## TASK 1
In the article on the Underline, how much money for the park was included in Gov. Rick Scott's budget vetoes?
## TASK 2
List every native habitat that the article on the Underline says the park could showcase.

## SELECTED TEXT
----

Proposed designs for the Underline include separate bicycle and pedestrian pathways and recreation areas populated with native vegetation.
Credit Friends of the Underline
Proposed designs for the Underline include separate bicycle and pedestrian pathways and recreation areas populated with native vegetation.

Gov. Rick Scott's nearly half-billion dollars in budget vetoes this week included $2 million for the Underline, a park and bike and walking path planned for the space under the Metrorail tracks from Dadeland to Brickell.

That’s not deterring advocates of the park, though.

Nearly 200 people turned out last night to weigh in on preliminary designs for the park at a community meeting in Coconut Grove.

Sheila Womble, a Miami native and resident of Shenandoah, said of the designs, “I thought they were elegant, I thought they were smart, and I thought they were responsive to the community.”

Lisa Switkin, a principal at James Corner Field Operations, the firm hired to design the Underline, said that the plans intentionally reflected priorities identified by community members earlier on in the process.

“There was a big consensus about safety and intersections and crossings,” she said.

Designers added dedicated bicycle and walking paths and improvements to traffic and rail intersections along the 10-mile stretch.

The plan also includes several options for incorporating native vegetation in the park.

“In other places we have to do so many bells and whistles to get something to grow,” said Switkin, who also designed the Highline, a park along a stretch of abandoned railroad tracks above Manhattan’s West Side. “That’s not the case here.”

She said the Underline offered a great opportunity to showcase the vegetation of native habitats like pine rocklands, hardwood hammocks, and the oolite ridge made of limestone.

Switkin and her colleagues also identified some constraints in building the Underline: it requires cooperation among the many municipalities that the park will cross, MetroRail and Miami-Dade Transit have to conduct ongoing maintenance and inspections operations, and Florida Power and Light is currently seeking approval to construct cement power poles along that same stretch.

And, of course, there’s the issue of funding.

----

## DATA ENTRIES
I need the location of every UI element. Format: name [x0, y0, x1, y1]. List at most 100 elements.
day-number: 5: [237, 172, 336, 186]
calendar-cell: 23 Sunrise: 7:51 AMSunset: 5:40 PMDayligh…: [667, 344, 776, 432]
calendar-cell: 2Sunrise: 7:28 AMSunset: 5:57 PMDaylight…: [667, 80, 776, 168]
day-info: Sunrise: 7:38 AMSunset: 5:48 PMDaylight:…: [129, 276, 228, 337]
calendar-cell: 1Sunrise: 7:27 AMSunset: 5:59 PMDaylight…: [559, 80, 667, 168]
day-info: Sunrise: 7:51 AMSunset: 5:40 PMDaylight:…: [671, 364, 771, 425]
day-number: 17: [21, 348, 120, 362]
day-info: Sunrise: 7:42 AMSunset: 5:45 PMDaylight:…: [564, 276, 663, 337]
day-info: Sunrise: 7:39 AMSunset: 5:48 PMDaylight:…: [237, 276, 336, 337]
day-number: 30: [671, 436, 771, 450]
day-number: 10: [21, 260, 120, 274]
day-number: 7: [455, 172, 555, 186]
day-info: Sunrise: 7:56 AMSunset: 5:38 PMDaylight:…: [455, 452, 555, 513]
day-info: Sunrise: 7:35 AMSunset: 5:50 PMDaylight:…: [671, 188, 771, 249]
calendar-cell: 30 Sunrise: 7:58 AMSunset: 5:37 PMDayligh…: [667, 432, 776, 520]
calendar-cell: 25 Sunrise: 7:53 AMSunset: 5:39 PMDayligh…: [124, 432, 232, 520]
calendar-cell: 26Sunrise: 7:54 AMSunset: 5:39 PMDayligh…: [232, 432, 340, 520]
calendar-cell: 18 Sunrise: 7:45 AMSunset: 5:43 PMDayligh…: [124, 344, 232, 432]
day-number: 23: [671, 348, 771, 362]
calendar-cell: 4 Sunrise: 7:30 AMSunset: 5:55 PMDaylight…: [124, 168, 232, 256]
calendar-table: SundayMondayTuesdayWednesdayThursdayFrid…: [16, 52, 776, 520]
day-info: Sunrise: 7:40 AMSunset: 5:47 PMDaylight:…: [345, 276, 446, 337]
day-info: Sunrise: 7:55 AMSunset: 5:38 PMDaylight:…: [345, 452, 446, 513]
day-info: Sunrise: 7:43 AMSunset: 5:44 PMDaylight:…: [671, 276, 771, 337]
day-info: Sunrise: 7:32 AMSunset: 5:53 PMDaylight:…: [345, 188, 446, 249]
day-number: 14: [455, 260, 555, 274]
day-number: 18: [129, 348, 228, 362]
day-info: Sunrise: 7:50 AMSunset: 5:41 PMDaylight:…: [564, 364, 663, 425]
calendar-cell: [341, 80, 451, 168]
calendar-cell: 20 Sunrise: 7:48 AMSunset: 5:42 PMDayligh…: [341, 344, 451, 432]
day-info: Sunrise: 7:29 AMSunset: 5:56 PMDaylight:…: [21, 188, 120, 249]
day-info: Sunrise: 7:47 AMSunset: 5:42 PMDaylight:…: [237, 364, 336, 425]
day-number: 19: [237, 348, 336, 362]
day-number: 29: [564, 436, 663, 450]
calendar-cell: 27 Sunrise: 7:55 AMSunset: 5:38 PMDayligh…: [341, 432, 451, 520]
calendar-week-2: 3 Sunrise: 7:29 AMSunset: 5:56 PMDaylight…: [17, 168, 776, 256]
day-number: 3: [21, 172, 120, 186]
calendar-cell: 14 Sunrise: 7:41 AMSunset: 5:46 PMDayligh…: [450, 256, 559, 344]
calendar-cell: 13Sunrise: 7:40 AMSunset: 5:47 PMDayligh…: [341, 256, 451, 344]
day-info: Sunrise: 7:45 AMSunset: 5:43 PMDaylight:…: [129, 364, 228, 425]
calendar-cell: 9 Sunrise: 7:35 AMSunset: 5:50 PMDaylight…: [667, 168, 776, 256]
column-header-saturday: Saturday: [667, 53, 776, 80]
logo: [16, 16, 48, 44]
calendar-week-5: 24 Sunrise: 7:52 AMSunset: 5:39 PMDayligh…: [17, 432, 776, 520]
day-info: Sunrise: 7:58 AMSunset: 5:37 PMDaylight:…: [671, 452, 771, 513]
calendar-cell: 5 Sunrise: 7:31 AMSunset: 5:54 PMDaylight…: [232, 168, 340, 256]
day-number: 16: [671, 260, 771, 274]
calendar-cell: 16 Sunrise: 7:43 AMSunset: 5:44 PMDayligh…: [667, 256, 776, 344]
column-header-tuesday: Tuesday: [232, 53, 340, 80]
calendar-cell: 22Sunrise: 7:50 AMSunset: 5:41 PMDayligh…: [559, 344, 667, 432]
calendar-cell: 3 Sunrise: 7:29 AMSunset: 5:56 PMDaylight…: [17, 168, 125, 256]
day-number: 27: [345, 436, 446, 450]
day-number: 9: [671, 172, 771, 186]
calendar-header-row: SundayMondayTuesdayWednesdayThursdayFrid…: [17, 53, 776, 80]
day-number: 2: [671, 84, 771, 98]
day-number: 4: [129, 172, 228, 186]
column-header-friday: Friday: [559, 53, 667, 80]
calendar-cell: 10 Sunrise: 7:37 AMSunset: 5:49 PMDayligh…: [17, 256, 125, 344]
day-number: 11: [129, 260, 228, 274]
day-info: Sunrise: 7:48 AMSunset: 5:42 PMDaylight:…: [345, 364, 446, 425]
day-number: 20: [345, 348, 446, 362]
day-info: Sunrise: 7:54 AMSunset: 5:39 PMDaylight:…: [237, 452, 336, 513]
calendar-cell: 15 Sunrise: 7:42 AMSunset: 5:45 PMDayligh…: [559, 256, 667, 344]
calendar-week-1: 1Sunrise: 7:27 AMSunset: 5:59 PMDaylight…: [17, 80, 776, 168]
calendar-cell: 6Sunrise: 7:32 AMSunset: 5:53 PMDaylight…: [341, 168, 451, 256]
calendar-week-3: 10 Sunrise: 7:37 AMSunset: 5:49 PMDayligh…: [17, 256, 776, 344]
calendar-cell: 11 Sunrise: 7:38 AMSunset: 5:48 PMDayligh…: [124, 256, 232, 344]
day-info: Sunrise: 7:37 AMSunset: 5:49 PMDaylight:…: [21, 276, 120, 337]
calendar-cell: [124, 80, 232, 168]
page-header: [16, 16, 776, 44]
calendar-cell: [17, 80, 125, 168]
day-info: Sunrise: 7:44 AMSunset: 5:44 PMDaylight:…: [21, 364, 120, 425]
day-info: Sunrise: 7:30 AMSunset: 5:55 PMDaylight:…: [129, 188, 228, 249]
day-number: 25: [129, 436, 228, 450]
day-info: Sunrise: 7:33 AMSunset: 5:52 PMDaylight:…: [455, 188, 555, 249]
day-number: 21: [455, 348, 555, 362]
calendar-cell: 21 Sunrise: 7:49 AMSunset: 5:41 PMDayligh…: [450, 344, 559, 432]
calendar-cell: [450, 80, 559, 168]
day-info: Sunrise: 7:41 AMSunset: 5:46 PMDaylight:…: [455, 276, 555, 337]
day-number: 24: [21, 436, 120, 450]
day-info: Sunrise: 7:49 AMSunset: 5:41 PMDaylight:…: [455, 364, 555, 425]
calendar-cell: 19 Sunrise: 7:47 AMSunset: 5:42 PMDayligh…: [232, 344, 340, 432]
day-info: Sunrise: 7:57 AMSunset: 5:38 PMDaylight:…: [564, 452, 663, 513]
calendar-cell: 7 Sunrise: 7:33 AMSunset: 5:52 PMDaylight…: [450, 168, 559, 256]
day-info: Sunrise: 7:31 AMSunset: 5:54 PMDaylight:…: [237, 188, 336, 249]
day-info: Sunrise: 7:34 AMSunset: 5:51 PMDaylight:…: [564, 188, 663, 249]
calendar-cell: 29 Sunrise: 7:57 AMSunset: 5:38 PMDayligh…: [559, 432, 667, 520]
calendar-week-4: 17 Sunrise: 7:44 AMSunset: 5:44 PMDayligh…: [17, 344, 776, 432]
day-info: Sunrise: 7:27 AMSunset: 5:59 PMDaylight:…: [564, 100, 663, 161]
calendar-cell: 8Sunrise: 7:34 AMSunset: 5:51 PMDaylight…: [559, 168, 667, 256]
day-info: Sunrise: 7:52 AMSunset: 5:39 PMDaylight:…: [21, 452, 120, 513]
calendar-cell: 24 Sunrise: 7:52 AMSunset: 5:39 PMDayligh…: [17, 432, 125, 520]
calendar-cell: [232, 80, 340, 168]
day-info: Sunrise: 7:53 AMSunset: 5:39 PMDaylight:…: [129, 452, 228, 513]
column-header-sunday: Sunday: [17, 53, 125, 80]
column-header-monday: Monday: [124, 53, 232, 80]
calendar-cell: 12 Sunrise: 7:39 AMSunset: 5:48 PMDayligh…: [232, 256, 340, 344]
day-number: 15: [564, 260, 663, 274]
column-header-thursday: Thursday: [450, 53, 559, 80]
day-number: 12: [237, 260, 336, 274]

----

## WRITTEN REPLY 1
$2 million

## WRITTEN REPLY 2
Pine rocklands, hardwood hammocks, and the oolite ridge made of limestone.